Below is a listing; write it out exactly and drop any images from it.

-- BEGIN Material provided --

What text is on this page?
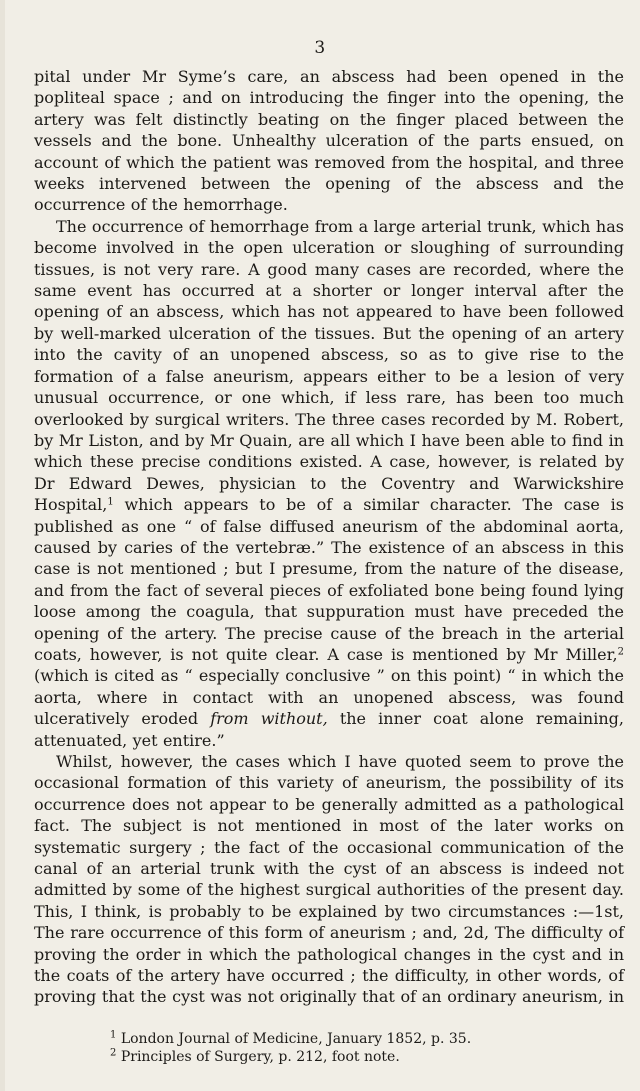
3

pital under Mr Syme’s care, an abscess had been opened in the popliteal space ; and on introducing the finger into the opening, the artery was felt distinctly beating on the finger placed between the vessels and the bone. Unhealthy ulceration of the parts ensued, on account of which the patient was removed from the hospital, and three weeks intervened between the opening of the abscess and the occurrence of the hemorrhage.

The occurrence of hemorrhage from a large arterial trunk, which has become involved in the open ulceration or sloughing of surrounding tissues, is not very rare. A good many cases are recorded, where the same event has occurred at a shorter or longer interval after the opening of an abscess, which has not appeared to have been followed by well-marked ulceration of the tissues. But the opening of an artery into the cavity of an unopened abscess, so as to give rise to the formation of a false aneurism, appears either to be a lesion of very unusual occurrence, or one which, if less rare, has been too much overlooked by surgical writers. The three cases recorded by M. Robert, by Mr Liston, and by Mr Quain, are all which I have been able to find in which these precise conditions existed. A case, however, is related by Dr Edward Dewes, physician to the Coventry and Warwickshire Hospital,$^1$ which appears to be of a similar character. The case is published as one “ of false diffused aneurism of the abdominal aorta, caused by caries of the vertebræ.” The existence of an abscess in this case is not mentioned ; but I presume, from the nature of the disease, and from the fact of several pieces of exfoliated bone being found lying loose among the coagula, that suppuration must have preceded the opening of the artery. The precise cause of the breach in the arterial coats, however, is not quite clear. A case is mentioned by Mr Miller,$^2$ (which is cited as “ especially conclusive ” on this point) “ in which the aorta, where in contact with an unopened abscess, was found ulceratively eroded from without, the inner coat alone remaining, attenuated, yet entire.”

Whilst, however, the cases which I have quoted seem to prove the occasional formation of this variety of aneurism, the possibility of its occurrence does not appear to be generally admitted as a pathological fact. The subject is not mentioned in most of the later works on systematic surgery ; the fact of the occasional communication of the canal of an arterial trunk with the cyst of an abscess is indeed not admitted by some of the highest surgical authorities of the present day. This, I think, is probably to be explained by two circumstances :—1st, The rare occurrence of this form of aneurism ; and, 2d, The difficulty of proving the order in which the pathological changes in the cyst and in the coats of the artery have occurred ; the difficulty, in other words, of proving that the cyst was not originally that of an ordinary aneurism, in

$^1$ London Journal of Medicine, January 1852, p. 35.
$^2$ Principles of Surgery, p. 212, foot note.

-- END Material provided --

**Correct response**
What text is on this page?
3

pital under Mr Syme’s care, an abscess had been opened in the popliteal space ; and on introducing the finger into the opening, the artery was felt distinctly beating on the finger placed between the vessels and the bone. Unhealthy ulceration of the parts ensued, on account of which the patient was removed from the hospital, and three weeks intervened between the opening of the abscess and the occurrence of the hemorrhage.

The occurrence of hemorrhage from a large arterial trunk, which has become involved in the open ulceration or sloughing of surrounding tissues, is not very rare. A good many cases are recorded, where the same event has occurred at a shorter or longer interval after the opening of an abscess, which has not appeared to have been followed by well-marked ulceration of the tissues. But the opening of an artery into the cavity of an unopened abscess, so as to give rise to the formation of a false aneurism, appears either to be a lesion of very unusual occurrence, or one which, if less rare, has been too much overlooked by surgical writers. The three cases recorded by M. Robert, by Mr Liston, and by Mr Quain, are all which I have been able to find in which these precise conditions existed. A case, however, is related by Dr Edward Dewes, physician to the Coventry and Warwickshire Hospital,$^1$ which appears to be of a similar character. The case is published as one “ of false diffused aneurism of the abdominal aorta, caused by caries of the vertebræ.” The existence of an abscess in this case is not mentioned ; but I presume, from the nature of the disease, and from the fact of several pieces of exfoliated bone being found lying loose among the coagula, that suppuration must have preceded the opening of the artery. The precise cause of the breach in the arterial coats, however, is not quite clear. A case is mentioned by Mr Miller,$^2$ (which is cited as “ especially conclusive ” on this point) “ in which the aorta, where in contact with an unopened abscess, was found ulceratively eroded from without, the inner coat alone remaining, attenuated, yet entire.”

Whilst, however, the cases which I have quoted seem to prove the occasional formation of this variety of aneurism, the possibility of its occurrence does not appear to be generally admitted as a pathological fact. The subject is not mentioned in most of the later works on systematic surgery ; the fact of the occasional communication of the canal of an arterial trunk with the cyst of an abscess is indeed not admitted by some of the highest surgical authorities of the present day. This, I think, is probably to be explained by two circumstances :—1st, The rare occurrence of this form of aneurism ; and, 2d, The difficulty of proving the order in which the pathological changes in the cyst and in the coats of the artery have occurred ; the difficulty, in other words, of proving that the cyst was not originally that of an ordinary aneurism, in

$^1$ London Journal of Medicine, January 1852, p. 35.
$^2$ Principles of Surgery, p. 212, foot note.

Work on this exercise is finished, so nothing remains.